== Stated task ==
Where a line holds the string "適合サイズ", return that line.

== Dataset entries ==

= = =

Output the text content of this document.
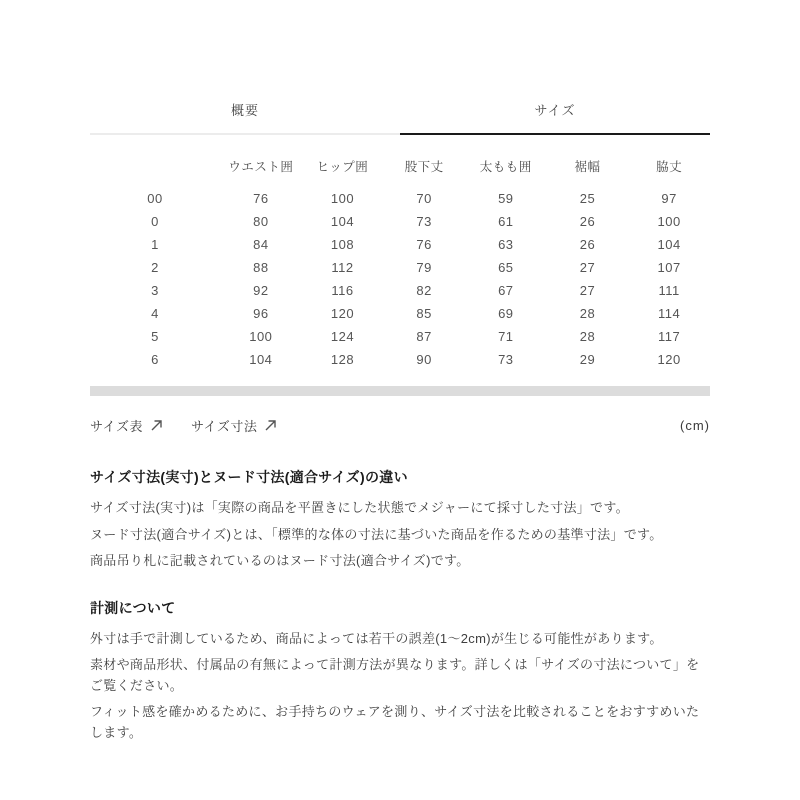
概要	サイズ
	ウエスト囲	ヒップ囲	股下丈	太もも囲	裾幅	脇丈
00	76	100	70	59	25	97
0	80	104	73	61	26	100
1	84	108	76	63	26	104
2	88	112	79	65	27	107
3	92	116	82	67	27	111
4	96	120	85	69	28	114
5	100	124	87	71	28	117
6	104	128	90	73	29	120
サイズ表	サイズ寸法	(cm)
サイズ寸法(実寸)とヌード寸法(適合サイズ)の違い

サイズ寸法(実寸)は「実際の商品を平置きにした状態でメジャーにて採寸した寸法」です。

ヌード寸法(適合サイズ)とは、「標準的な体の寸法に基づいた商品を作るための基準寸法」です。

商品吊り札に記載されているのはヌード寸法(適合サイズ)です。

計測について

外寸は手で計測しているため、商品によっては若干の誤差(1〜2cm)が生じる可能性があります。

素材や商品形状、付属品の有無によって計測方法が異なります。詳しくは「サイズの寸法について」をご覧ください。

フィット感を確かめるために、お手持ちのウェアを測り、サイズ寸法を比較されることをおすすめいたします。
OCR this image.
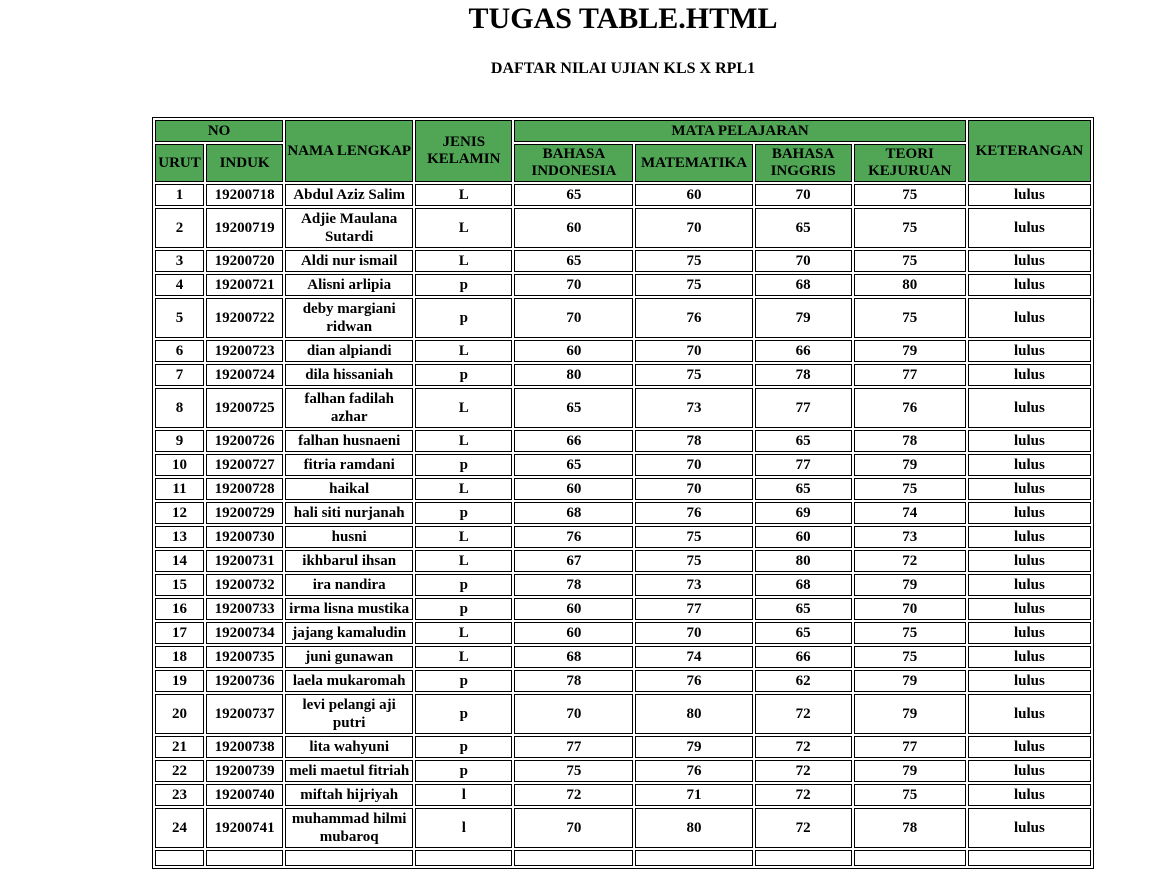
TUGAS TABLE.HTML
DAFTAR NILAI UJIAN KLS X RPL1
NO		NAMA LENGKAP	JENIS KELAMIN	MATA PELAJARAN				KETERANGAN
URUT	INDUK			BAHASA INDONESIA	MATEMATIKA	BAHASA INGGRIS	TEORI KEJURUAN	
1	19200718	Abdul Aziz Salim	L	65	60	70	75	lulus
2	19200719	Adjie Maulana Sutardi	L	60	70	65	75	lulus
3	19200720	Aldi nur ismail	L	65	75	70	75	lulus
4	19200721	Alisni arlipia	p	70	75	68	80	lulus
5	19200722	deby margiani ridwan	p	70	76	79	75	lulus
6	19200723	dian alpiandi	L	60	70	66	79	lulus
7	19200724	dila hissaniah	p	80	75	78	77	lulus
8	19200725	falhan fadilah azhar	L	65	73	77	76	lulus
9	19200726	falhan husnaeni	L	66	78	65	78	lulus
10	19200727	fitria ramdani	p	65	70	77	79	lulus
11	19200728	haikal	L	60	70	65	75	lulus
12	19200729	hali siti nurjanah	p	68	76	69	74	lulus
13	19200730	husni	L	76	75	60	73	lulus
14	19200731	ikhbarul ihsan	L	67	75	80	72	lulus
15	19200732	ira nandira	p	78	73	68	79	lulus
16	19200733	irma lisna mustika	p	60	77	65	70	lulus
17	19200734	jajang kamaludin	L	60	70	65	75	lulus
18	19200735	juni gunawan	L	68	74	66	75	lulus
19	19200736	laela mukaromah	p	78	76	62	79	lulus
20	19200737	levi pelangi aji putri	p	70	80	72	79	lulus
21	19200738	lita wahyuni	p	77	79	72	77	lulus
22	19200739	meli maetul fitriah	p	75	76	72	79	lulus
23	19200740	miftah hijriyah	l	72	71	72	75	lulus
24	19200741	muhammad hilmi mubaroq	l	70	80	72	78	lulus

= = =

== Exercise output ==
サイズ寸法(実寸)とヌード寸法(適合サイズ)の違い
ヌード寸法(適合サイズ)とは、「標準的な体の寸法に基づいた商品を作るための基準寸法」です。
商品吊り札に記載されているのはヌード寸法(適合サイズ)です。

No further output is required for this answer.